-- Begin --

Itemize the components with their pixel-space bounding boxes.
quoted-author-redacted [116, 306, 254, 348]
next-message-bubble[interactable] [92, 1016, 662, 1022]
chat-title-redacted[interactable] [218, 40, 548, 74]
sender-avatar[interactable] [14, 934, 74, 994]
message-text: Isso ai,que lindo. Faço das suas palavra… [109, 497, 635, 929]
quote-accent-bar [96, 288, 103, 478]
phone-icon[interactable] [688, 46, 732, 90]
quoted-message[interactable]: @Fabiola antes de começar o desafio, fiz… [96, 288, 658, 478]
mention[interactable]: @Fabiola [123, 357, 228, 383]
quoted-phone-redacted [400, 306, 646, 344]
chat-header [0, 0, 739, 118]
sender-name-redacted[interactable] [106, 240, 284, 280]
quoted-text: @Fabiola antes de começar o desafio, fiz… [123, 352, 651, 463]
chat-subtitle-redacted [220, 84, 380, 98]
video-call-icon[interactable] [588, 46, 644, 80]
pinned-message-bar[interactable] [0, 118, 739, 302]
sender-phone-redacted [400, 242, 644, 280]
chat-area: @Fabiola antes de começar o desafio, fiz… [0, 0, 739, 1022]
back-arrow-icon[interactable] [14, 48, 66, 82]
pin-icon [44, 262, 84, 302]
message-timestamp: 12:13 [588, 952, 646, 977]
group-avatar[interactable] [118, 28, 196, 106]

-- End --

Do this: Identify every row above that contains the string "redacted", matching case exactly, and copy each of those rows in full.

Final answer:
quoted-author-redacted [116, 306, 254, 348]
chat-title-redacted[interactable] [218, 40, 548, 74]
quoted-phone-redacted [400, 306, 646, 344]
sender-name-redacted[interactable] [106, 240, 284, 280]
chat-subtitle-redacted [220, 84, 380, 98]
sender-phone-redacted [400, 242, 644, 280]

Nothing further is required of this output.